>> Start Information supplied
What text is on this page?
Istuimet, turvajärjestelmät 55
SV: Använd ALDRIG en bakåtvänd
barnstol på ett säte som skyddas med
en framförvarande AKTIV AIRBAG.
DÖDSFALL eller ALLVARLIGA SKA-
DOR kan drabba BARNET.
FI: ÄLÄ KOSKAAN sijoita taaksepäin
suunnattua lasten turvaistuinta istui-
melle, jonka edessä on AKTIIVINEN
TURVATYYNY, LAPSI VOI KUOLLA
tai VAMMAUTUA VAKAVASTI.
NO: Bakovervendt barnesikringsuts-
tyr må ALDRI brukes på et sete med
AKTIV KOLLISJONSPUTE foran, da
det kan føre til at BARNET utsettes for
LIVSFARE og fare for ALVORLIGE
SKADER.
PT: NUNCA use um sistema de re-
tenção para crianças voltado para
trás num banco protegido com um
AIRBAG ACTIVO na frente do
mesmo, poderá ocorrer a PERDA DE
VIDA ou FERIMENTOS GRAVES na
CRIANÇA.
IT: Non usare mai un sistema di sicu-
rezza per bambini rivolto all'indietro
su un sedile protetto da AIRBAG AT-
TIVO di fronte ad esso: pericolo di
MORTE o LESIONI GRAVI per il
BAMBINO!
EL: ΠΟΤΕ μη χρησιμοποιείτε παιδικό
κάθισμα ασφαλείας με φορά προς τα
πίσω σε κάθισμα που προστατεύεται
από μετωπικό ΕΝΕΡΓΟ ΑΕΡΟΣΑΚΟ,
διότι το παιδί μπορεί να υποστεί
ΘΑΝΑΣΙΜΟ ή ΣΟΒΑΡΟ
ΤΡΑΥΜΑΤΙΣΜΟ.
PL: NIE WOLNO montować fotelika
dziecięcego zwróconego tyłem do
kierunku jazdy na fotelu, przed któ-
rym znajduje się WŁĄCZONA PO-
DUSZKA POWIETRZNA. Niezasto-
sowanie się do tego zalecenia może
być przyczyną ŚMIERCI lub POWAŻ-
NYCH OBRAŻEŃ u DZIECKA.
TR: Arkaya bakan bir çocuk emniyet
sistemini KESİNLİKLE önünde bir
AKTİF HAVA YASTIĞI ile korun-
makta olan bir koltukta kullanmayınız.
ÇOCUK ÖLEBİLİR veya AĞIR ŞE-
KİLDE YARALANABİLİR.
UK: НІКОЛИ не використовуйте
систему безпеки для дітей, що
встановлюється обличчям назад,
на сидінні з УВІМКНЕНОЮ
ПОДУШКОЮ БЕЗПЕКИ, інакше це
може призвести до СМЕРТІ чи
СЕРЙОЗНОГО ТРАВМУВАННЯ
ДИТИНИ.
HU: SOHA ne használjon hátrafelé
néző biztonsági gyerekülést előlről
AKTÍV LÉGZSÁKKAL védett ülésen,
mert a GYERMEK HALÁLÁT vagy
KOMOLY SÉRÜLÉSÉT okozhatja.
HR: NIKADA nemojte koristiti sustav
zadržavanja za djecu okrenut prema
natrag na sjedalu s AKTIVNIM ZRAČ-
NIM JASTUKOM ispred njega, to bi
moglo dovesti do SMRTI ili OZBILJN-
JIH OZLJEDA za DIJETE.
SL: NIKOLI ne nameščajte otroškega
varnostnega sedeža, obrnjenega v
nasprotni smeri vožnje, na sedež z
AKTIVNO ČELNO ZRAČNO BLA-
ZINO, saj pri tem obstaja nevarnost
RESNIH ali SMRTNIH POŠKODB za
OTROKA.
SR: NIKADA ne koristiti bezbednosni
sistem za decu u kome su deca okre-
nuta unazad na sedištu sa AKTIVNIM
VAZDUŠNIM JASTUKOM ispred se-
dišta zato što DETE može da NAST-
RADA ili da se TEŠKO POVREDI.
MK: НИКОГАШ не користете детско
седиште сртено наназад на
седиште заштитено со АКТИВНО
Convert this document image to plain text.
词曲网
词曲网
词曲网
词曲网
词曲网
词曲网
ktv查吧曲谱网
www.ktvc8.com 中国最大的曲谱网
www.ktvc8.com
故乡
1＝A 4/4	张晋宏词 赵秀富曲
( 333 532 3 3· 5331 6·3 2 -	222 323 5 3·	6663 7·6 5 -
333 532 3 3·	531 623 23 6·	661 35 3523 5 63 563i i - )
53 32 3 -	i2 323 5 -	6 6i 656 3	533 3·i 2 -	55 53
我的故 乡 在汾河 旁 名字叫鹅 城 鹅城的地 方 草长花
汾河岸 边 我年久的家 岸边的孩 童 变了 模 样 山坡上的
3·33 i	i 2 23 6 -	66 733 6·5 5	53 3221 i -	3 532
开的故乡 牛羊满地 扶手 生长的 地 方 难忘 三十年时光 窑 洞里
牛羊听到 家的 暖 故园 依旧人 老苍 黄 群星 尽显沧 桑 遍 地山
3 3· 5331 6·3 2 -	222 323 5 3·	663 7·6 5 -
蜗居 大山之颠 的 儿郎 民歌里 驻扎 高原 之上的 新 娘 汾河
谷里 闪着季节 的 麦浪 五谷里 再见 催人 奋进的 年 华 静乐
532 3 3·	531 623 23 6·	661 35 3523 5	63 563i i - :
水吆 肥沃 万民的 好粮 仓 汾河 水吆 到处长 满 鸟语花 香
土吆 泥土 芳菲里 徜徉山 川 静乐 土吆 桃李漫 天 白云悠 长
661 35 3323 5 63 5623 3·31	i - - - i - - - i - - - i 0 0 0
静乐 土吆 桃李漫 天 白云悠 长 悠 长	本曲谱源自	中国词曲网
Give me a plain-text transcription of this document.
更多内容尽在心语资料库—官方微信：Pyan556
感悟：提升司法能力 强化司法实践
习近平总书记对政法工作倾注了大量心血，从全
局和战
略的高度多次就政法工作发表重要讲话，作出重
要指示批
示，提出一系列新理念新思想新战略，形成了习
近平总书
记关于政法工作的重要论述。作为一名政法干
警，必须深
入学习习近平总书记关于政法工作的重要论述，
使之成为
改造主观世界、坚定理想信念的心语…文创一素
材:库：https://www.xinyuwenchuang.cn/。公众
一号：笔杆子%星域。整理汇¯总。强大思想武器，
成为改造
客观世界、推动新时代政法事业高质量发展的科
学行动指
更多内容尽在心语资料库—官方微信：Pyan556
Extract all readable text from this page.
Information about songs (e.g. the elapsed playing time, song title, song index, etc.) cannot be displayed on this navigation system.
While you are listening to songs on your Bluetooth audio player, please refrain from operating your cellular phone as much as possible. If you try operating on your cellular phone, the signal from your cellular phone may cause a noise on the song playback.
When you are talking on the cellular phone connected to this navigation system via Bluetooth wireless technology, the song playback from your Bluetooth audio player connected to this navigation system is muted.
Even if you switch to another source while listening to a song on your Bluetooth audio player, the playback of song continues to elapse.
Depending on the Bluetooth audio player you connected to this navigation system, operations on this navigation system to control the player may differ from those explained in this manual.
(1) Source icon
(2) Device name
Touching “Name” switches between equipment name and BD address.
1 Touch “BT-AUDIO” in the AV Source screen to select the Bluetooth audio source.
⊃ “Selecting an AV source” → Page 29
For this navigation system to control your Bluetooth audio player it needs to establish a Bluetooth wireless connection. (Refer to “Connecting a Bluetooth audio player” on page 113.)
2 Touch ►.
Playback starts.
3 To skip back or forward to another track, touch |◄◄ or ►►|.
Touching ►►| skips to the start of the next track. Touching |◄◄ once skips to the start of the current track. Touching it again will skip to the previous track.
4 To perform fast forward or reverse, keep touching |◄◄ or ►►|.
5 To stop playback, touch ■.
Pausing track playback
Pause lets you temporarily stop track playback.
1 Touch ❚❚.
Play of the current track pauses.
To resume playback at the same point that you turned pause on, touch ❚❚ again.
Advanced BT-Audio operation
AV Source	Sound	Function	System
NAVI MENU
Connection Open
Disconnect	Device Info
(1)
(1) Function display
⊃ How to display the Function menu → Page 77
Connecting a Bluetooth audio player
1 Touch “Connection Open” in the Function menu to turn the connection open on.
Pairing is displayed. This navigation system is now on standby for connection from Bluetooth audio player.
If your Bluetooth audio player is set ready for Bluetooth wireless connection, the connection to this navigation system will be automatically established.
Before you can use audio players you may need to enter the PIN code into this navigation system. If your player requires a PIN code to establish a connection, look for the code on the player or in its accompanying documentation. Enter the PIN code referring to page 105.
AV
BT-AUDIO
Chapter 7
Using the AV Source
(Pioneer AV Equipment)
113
>> End Information supplied
Task details:
Each line above that includes "AIRBAG" should be shown.

The output:
en framförvarande AKTIV AIRBAG.
AIRBAG ACTIVO na frente do
su un sedile protetto da AIRBAG AT-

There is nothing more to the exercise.